● Work to do: Transcribe the data that follows precisely, omitting nothing.

● Record list:
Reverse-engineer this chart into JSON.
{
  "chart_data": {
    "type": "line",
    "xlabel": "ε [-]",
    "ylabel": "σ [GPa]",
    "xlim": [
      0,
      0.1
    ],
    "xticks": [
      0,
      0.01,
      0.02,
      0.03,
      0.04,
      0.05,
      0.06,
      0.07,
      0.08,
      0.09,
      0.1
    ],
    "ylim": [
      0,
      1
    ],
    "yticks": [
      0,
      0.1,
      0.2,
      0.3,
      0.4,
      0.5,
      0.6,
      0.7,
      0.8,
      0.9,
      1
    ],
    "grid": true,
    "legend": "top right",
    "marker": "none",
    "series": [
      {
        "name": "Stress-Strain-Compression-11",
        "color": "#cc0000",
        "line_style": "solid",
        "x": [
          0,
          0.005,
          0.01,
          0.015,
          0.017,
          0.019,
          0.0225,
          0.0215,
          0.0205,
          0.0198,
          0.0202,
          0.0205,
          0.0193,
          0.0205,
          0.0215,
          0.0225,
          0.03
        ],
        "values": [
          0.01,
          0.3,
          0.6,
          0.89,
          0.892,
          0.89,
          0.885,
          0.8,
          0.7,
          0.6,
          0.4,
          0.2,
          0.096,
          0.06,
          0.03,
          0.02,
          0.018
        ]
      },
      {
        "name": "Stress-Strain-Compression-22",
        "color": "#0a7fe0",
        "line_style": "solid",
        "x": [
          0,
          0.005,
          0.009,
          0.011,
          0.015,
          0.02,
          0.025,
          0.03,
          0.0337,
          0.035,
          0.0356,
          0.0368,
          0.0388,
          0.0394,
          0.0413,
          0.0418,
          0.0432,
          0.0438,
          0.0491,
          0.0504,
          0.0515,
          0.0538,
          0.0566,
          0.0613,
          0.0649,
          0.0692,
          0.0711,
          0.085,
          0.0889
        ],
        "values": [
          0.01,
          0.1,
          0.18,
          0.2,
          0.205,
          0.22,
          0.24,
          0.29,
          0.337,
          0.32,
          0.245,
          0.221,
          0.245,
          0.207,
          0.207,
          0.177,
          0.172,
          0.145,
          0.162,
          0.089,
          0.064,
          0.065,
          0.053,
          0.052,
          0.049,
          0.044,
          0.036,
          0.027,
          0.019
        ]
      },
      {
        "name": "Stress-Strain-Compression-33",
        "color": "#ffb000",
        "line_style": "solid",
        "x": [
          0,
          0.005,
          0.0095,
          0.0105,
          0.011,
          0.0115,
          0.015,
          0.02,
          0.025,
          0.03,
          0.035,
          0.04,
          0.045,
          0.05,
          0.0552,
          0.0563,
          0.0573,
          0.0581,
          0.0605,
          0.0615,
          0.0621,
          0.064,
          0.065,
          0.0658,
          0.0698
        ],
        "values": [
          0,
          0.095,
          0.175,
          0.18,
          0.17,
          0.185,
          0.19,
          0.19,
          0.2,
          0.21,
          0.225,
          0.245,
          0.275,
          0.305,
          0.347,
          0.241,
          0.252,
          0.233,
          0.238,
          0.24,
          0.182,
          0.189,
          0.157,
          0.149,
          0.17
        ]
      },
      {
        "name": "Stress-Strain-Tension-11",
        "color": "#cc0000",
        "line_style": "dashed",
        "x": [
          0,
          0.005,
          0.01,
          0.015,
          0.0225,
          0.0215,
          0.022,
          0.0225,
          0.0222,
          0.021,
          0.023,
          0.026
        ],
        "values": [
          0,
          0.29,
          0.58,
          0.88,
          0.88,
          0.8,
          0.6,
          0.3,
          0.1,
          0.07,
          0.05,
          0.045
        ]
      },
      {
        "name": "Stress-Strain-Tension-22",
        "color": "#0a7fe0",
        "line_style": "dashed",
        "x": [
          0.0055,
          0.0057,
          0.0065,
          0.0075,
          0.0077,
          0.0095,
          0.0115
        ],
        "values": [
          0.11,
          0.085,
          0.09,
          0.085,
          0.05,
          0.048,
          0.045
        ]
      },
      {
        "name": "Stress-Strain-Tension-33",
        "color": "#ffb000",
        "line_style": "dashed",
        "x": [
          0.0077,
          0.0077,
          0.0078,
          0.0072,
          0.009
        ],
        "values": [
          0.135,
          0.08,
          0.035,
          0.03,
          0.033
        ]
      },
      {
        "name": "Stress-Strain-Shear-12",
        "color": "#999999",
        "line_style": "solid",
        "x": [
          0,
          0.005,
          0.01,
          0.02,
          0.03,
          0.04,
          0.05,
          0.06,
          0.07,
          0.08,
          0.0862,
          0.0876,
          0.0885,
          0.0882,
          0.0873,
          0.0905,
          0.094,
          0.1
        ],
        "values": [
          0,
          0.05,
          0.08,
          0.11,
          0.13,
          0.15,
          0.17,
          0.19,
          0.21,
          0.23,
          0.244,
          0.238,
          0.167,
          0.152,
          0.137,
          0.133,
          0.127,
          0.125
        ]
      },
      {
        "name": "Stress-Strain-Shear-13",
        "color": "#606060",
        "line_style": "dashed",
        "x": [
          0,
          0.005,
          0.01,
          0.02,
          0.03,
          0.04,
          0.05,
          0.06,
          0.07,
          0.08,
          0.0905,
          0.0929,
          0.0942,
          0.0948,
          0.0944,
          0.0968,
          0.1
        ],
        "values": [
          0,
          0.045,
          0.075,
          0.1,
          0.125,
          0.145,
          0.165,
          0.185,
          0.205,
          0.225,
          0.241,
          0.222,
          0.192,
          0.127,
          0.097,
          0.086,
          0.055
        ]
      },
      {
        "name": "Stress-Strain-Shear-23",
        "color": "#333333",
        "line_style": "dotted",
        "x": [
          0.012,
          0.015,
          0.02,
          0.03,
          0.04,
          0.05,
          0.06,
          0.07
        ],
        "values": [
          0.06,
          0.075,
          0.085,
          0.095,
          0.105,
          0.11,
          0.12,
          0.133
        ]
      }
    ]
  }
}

● Result:
Reverse-engineer this chart into JSON.
{
  "chart_data": {
    "type": "line",
    "xlabel": "ε [-]",
    "ylabel": "σ [GPa]",
    "xlim": [
      0,
      0.1
    ],
    "xticks": [
      0,
      0.01,
      0.02,
      0.03,
      0.04,
      0.05,
      0.06,
      0.07,
      0.08,
      0.09,
      0.1
    ],
    "ylim": [
      0,
      1
    ],
    "yticks": [
      0,
      0.1,
      0.2,
      0.3,
      0.4,
      0.5,
      0.6,
      0.7,
      0.8,
      0.9,
      1
    ],
    "grid": true,
    "legend": "top right",
    "marker": "none",
    "series": [
      {
        "name": "Stress-Strain-Compression-11",
        "color": "#cc0000",
        "line_style": "solid",
        "x": [
          0,
          0.005,
          0.01,
          0.015,
          0.017,
          0.019,
          0.0225,
          0.0215,
          0.0205,
          0.0198,
          0.0202,
          0.0205,
          0.0193,
          0.0205,
          0.0215,
          0.0225,
          0.03
        ],
        "values": [
          0.01,
          0.3,
          0.6,
          0.89,
          0.892,
          0.89,
          0.885,
          0.8,
          0.7,
          0.6,
          0.4,
          0.2,
          0.096,
          0.06,
          0.03,
          0.02,
          0.018
        ]
      },
      {
        "name": "Stress-Strain-Compression-22",
        "color": "#0a7fe0",
        "line_style": "solid",
        "x": [
          0,
          0.005,
          0.009,
          0.011,
          0.015,
          0.02,
          0.025,
          0.03,
          0.0337,
          0.035,
          0.0356,
          0.0368,
          0.0388,
          0.0394,
          0.0413,
          0.0418,
          0.0432,
          0.0438,
          0.0491,
          0.0504,
          0.0515,
          0.0538,
          0.0566,
          0.0613,
          0.0649,
          0.0692,
          0.0711,
          0.085,
          0.0889
        ],
        "values": [
          0.01,
          0.1,
          0.18,
          0.2,
          0.205,
          0.22,
          0.24,
          0.29,
          0.337,
          0.32,
          0.245,
          0.221,
          0.245,
          0.207,
          0.207,
          0.177,
          0.172,
          0.145,
          0.162,
          0.089,
          0.064,
          0.065,
          0.053,
          0.052,
          0.049,
          0.044,
          0.036,
          0.027,
          0.019
        ]
      },
      {
        "name": "Stress-Strain-Compression-33",
        "color": "#ffb000",
        "line_style": "solid",
        "x": [
          0,
          0.005,
          0.0095,
          0.0105,
          0.011,
          0.0115,
          0.015,
          0.02,
          0.025,
          0.03,
          0.035,
          0.04,
          0.045,
          0.05,
          0.0552,
          0.0563,
          0.0573,
          0.0581,
          0.0605,
          0.0615,
          0.0621,
          0.064,
          0.065,
          0.0658,
          0.0698
        ],
        "values": [
          0,
          0.095,
          0.175,
          0.18,
          0.17,
          0.185,
          0.19,
          0.19,
          0.2,
          0.21,
          0.225,
          0.245,
          0.275,
          0.305,
          0.347,
          0.241,
          0.252,
          0.233,
          0.238,
          0.24,
          0.182,
          0.189,
          0.157,
          0.149,
          0.17
        ]
      },
      {
        "name": "Stress-Strain-Tension-11",
        "color": "#cc0000",
        "line_style": "dashed",
        "x": [
          0,
          0.005,
          0.01,
          0.015,
          0.0225,
          0.0215,
          0.022,
          0.0225,
          0.0222,
          0.021,
          0.023,
          0.026
        ],
        "values": [
          0,
          0.29,
          0.58,
          0.88,
          0.88,
          0.8,
          0.6,
          0.3,
          0.1,
          0.07,
          0.05,
          0.045
        ]
      },
      {
        "name": "Stress-Strain-Tension-22",
        "color": "#0a7fe0",
        "line_style": "dashed",
        "x": [
          0.0055,
          0.0057,
          0.0065,
          0.0075,
          0.0077,
          0.0095,
          0.0115
        ],
        "values": [
          0.11,
          0.085,
          0.09,
          0.085,
          0.05,
          0.048,
          0.045
        ]
      },
      {
        "name": "Stress-Strain-Tension-33",
        "color": "#ffb000",
        "line_style": "dashed",
        "x": [
          0.0077,
          0.0077,
          0.0078,
          0.0072,
          0.009
        ],
        "values": [
          0.135,
          0.08,
          0.035,
          0.03,
          0.033
        ]
      },
      {
        "name": "Stress-Strain-Shear-12",
        "color": "#999999",
        "line_style": "solid",
        "x": [
          0,
          0.005,
          0.01,
          0.02,
          0.03,
          0.04,
          0.05,
          0.06,
          0.07,
          0.08,
          0.0862,
          0.0876,
          0.0885,
          0.0882,
          0.0873,
          0.0905,
          0.094,
          0.1
        ],
        "values": [
          0,
          0.05,
          0.08,
          0.11,
          0.13,
          0.15,
          0.17,
          0.19,
          0.21,
          0.23,
          0.244,
          0.238,
          0.167,
          0.152,
          0.137,
          0.133,
          0.127,
          0.125
        ]
      },
      {
        "name": "Stress-Strain-Shear-13",
        "color": "#606060",
        "line_style": "dashed",
        "x": [
          0,
          0.005,
          0.01,
          0.02,
          0.03,
          0.04,
          0.05,
          0.06,
          0.07,
          0.08,
          0.0905,
          0.0929,
          0.0942,
          0.0948,
          0.0944,
          0.0968,
          0.1
        ],
        "values": [
          0,
          0.045,
          0.075,
          0.1,
          0.125,
          0.145,
          0.165,
          0.185,
          0.205,
          0.225,
          0.241,
          0.222,
          0.192,
          0.127,
          0.097,
          0.086,
          0.055
        ]
      },
      {
        "name": "Stress-Strain-Shear-23",
        "color": "#333333",
        "line_style": "dotted",
        "x": [
          0.012,
          0.015,
          0.02,
          0.03,
          0.04,
          0.05,
          0.06,
          0.07
        ],
        "values": [
          0.06,
          0.075,
          0.085,
          0.095,
          0.105,
          0.11,
          0.12,
          0.133
        ]
      }
    ]
  }
}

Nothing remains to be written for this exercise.